━━ Given entries

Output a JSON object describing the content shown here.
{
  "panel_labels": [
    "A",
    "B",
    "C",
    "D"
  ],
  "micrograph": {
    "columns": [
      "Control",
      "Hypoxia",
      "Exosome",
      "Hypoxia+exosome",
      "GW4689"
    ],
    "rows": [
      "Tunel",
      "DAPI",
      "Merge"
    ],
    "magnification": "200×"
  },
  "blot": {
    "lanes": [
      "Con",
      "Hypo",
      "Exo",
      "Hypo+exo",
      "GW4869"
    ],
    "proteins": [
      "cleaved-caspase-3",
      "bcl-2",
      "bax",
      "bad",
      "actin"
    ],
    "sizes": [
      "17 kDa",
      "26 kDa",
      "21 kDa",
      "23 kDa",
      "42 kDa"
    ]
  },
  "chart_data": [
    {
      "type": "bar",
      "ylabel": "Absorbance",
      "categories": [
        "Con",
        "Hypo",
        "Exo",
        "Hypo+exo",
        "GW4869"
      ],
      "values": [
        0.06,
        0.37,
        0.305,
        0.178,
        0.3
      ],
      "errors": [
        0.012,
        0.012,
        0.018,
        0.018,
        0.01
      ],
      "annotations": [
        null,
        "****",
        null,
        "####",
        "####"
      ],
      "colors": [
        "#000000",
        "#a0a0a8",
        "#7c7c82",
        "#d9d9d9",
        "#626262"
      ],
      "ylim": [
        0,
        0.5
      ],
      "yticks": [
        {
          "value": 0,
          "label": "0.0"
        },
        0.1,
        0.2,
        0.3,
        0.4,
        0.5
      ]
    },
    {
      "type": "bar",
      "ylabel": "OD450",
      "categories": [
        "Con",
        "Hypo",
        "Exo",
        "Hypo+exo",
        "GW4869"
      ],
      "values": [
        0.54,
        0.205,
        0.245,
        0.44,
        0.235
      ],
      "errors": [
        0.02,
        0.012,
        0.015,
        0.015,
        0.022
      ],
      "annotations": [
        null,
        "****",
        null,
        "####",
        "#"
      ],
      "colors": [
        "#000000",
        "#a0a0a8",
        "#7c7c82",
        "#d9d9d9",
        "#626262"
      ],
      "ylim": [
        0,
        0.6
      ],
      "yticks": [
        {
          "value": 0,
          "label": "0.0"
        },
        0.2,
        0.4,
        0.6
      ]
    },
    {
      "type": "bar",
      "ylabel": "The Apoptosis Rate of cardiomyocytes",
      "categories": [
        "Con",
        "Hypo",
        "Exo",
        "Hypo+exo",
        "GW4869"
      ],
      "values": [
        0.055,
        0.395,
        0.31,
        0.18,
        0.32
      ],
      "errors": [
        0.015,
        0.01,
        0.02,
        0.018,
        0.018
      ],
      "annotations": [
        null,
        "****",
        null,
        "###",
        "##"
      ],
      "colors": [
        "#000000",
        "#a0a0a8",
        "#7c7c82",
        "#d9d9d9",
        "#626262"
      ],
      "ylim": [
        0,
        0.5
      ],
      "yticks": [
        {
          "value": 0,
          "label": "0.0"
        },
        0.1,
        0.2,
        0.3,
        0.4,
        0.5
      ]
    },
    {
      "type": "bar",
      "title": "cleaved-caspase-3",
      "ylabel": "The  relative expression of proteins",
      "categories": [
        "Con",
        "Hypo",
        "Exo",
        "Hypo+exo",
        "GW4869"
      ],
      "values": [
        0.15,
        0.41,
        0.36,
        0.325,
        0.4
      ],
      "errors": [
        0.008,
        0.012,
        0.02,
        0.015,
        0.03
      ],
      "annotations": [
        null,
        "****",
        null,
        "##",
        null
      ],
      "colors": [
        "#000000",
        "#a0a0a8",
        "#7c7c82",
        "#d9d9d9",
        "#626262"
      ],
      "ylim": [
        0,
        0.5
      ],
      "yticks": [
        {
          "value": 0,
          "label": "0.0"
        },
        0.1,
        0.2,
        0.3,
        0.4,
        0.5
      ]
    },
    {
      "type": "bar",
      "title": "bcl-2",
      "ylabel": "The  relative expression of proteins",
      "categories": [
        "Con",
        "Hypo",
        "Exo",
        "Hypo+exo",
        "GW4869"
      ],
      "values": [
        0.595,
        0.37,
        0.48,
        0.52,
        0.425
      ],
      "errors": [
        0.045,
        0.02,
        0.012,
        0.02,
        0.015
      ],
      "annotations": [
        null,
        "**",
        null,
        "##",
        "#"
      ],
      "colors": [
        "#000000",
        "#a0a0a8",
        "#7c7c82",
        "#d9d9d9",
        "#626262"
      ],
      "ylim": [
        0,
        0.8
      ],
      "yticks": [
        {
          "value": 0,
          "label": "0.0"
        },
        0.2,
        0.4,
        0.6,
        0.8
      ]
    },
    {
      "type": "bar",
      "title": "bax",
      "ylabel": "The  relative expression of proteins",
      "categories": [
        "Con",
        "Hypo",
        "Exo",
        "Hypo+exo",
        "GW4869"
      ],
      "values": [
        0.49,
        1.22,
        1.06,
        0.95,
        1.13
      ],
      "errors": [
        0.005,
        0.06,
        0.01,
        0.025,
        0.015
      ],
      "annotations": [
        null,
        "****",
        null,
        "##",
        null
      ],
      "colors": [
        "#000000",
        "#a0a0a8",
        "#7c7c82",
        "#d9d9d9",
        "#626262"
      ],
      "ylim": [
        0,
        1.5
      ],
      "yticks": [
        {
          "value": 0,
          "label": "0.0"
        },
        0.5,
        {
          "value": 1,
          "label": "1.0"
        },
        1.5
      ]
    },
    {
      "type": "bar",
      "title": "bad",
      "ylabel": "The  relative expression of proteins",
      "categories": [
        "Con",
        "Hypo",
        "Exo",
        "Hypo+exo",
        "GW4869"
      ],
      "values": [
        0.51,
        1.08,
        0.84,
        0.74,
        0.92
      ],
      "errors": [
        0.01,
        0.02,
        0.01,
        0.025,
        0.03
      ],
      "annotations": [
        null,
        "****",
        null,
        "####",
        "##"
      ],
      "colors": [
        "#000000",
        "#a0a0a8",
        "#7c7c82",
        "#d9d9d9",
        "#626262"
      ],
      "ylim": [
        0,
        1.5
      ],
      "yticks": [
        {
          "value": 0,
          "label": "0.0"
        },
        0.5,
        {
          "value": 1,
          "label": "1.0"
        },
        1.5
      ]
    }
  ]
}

━━━━

## What the exercise asks
This exercise calls for every record above to be written out again exactly.

## Written solution
Output a JSON object describing the content shown here.
{
  "panel_labels": [
    "A",
    "B",
    "C",
    "D"
  ],
  "micrograph": {
    "columns": [
      "Control",
      "Hypoxia",
      "Exosome",
      "Hypoxia+exosome",
      "GW4689"
    ],
    "rows": [
      "Tunel",
      "DAPI",
      "Merge"
    ],
    "magnification": "200×"
  },
  "blot": {
    "lanes": [
      "Con",
      "Hypo",
      "Exo",
      "Hypo+exo",
      "GW4869"
    ],
    "proteins": [
      "cleaved-caspase-3",
      "bcl-2",
      "bax",
      "bad",
      "actin"
    ],
    "sizes": [
      "17 kDa",
      "26 kDa",
      "21 kDa",
      "23 kDa",
      "42 kDa"
    ]
  },
  "chart_data": [
    {
      "type": "bar",
      "ylabel": "Absorbance",
      "categories": [
        "Con",
        "Hypo",
        "Exo",
        "Hypo+exo",
        "GW4869"
      ],
      "values": [
        0.06,
        0.37,
        0.305,
        0.178,
        0.3
      ],
      "errors": [
        0.012,
        0.012,
        0.018,
        0.018,
        0.01
      ],
      "annotations": [
        null,
        "****",
        null,
        "####",
        "####"
      ],
      "colors": [
        "#000000",
        "#a0a0a8",
        "#7c7c82",
        "#d9d9d9",
        "#626262"
      ],
      "ylim": [
        0,
        0.5
      ],
      "yticks": [
        {
          "value": 0,
          "label": "0.0"
        },
        0.1,
        0.2,
        0.3,
        0.4,
        0.5
      ]
    },
    {
      "type": "bar",
      "ylabel": "OD450",
      "categories": [
        "Con",
        "Hypo",
        "Exo",
        "Hypo+exo",
        "GW4869"
      ],
      "values": [
        0.54,
        0.205,
        0.245,
        0.44,
        0.235
      ],
      "errors": [
        0.02,
        0.012,
        0.015,
        0.015,
        0.022
      ],
      "annotations": [
        null,
        "****",
        null,
        "####",
        "#"
      ],
      "colors": [
        "#000000",
        "#a0a0a8",
        "#7c7c82",
        "#d9d9d9",
        "#626262"
      ],
      "ylim": [
        0,
        0.6
      ],
      "yticks": [
        {
          "value": 0,
          "label": "0.0"
        },
        0.2,
        0.4,
        0.6
      ]
    },
    {
      "type": "bar",
      "ylabel": "The Apoptosis Rate of cardiomyocytes",
      "categories": [
        "Con",
        "Hypo",
        "Exo",
        "Hypo+exo",
        "GW4869"
      ],
      "values": [
        0.055,
        0.395,
        0.31,
        0.18,
        0.32
      ],
      "errors": [
        0.015,
        0.01,
        0.02,
        0.018,
        0.018
      ],
      "annotations": [
        null,
        "****",
        null,
        "###",
        "##"
      ],
      "colors": [
        "#000000",
        "#a0a0a8",
        "#7c7c82",
        "#d9d9d9",
        "#626262"
      ],
      "ylim": [
        0,
        0.5
      ],
      "yticks": [
        {
          "value": 0,
          "label": "0.0"
        },
        0.1,
        0.2,
        0.3,
        0.4,
        0.5
      ]
    },
    {
      "type": "bar",
      "title": "cleaved-caspase-3",
      "ylabel": "The  relative expression of proteins",
      "categories": [
        "Con",
        "Hypo",
        "Exo",
        "Hypo+exo",
        "GW4869"
      ],
      "values": [
        0.15,
        0.41,
        0.36,
        0.325,
        0.4
      ],
      "errors": [
        0.008,
        0.012,
        0.02,
        0.015,
        0.03
      ],
      "annotations": [
        null,
        "****",
        null,
        "##",
        null
      ],
      "colors": [
        "#000000",
        "#a0a0a8",
        "#7c7c82",
        "#d9d9d9",
        "#626262"
      ],
      "ylim": [
        0,
        0.5
      ],
      "yticks": [
        {
          "value": 0,
          "label": "0.0"
        },
        0.1,
        0.2,
        0.3,
        0.4,
        0.5
      ]
    },
    {
      "type": "bar",
      "title": "bcl-2",
      "ylabel": "The  relative expression of proteins",
      "categories": [
        "Con",
        "Hypo",
        "Exo",
        "Hypo+exo",
        "GW4869"
      ],
      "values": [
        0.595,
        0.37,
        0.48,
        0.52,
        0.425
      ],
      "errors": [
        0.045,
        0.02,
        0.012,
        0.02,
        0.015
      ],
      "annotations": [
        null,
        "**",
        null,
        "##",
        "#"
      ],
      "colors": [
        "#000000",
        "#a0a0a8",
        "#7c7c82",
        "#d9d9d9",
        "#626262"
      ],
      "ylim": [
        0,
        0.8
      ],
      "yticks": [
        {
          "value": 0,
          "label": "0.0"
        },
        0.2,
        0.4,
        0.6,
        0.8
      ]
    },
    {
      "type": "bar",
      "title": "bax",
      "ylabel": "The  relative expression of proteins",
      "categories": [
        "Con",
        "Hypo",
        "Exo",
        "Hypo+exo",
        "GW4869"
      ],
      "values": [
        0.49,
        1.22,
        1.06,
        0.95,
        1.13
      ],
      "errors": [
        0.005,
        0.06,
        0.01,
        0.025,
        0.015
      ],
      "annotations": [
        null,
        "****",
        null,
        "##",
        null
      ],
      "colors": [
        "#000000",
        "#a0a0a8",
        "#7c7c82",
        "#d9d9d9",
        "#626262"
      ],
      "ylim": [
        0,
        1.5
      ],
      "yticks": [
        {
          "value": 0,
          "label": "0.0"
        },
        0.5,
        {
          "value": 1,
          "label": "1.0"
        },
        1.5
      ]
    },
    {
      "type": "bar",
      "title": "bad",
      "ylabel": "The  relative expression of proteins",
      "categories": [
        "Con",
        "Hypo",
        "Exo",
        "Hypo+exo",
        "GW4869"
      ],
      "values": [
        0.51,
        1.08,
        0.84,
        0.74,
        0.92
      ],
      "errors": [
        0.01,
        0.02,
        0.01,
        0.025,
        0.03
      ],
      "annotations": [
        null,
        "****",
        null,
        "####",
        "##"
      ],
      "colors": [
        "#000000",
        "#a0a0a8",
        "#7c7c82",
        "#d9d9d9",
        "#626262"
      ],
      "ylim": [
        0,
        1.5
      ],
      "yticks": [
        {
          "value": 0,
          "label": "0.0"
        },
        0.5,
        {
          "value": 1,
          "label": "1.0"
        },
        1.5
      ]
    }
  ]
}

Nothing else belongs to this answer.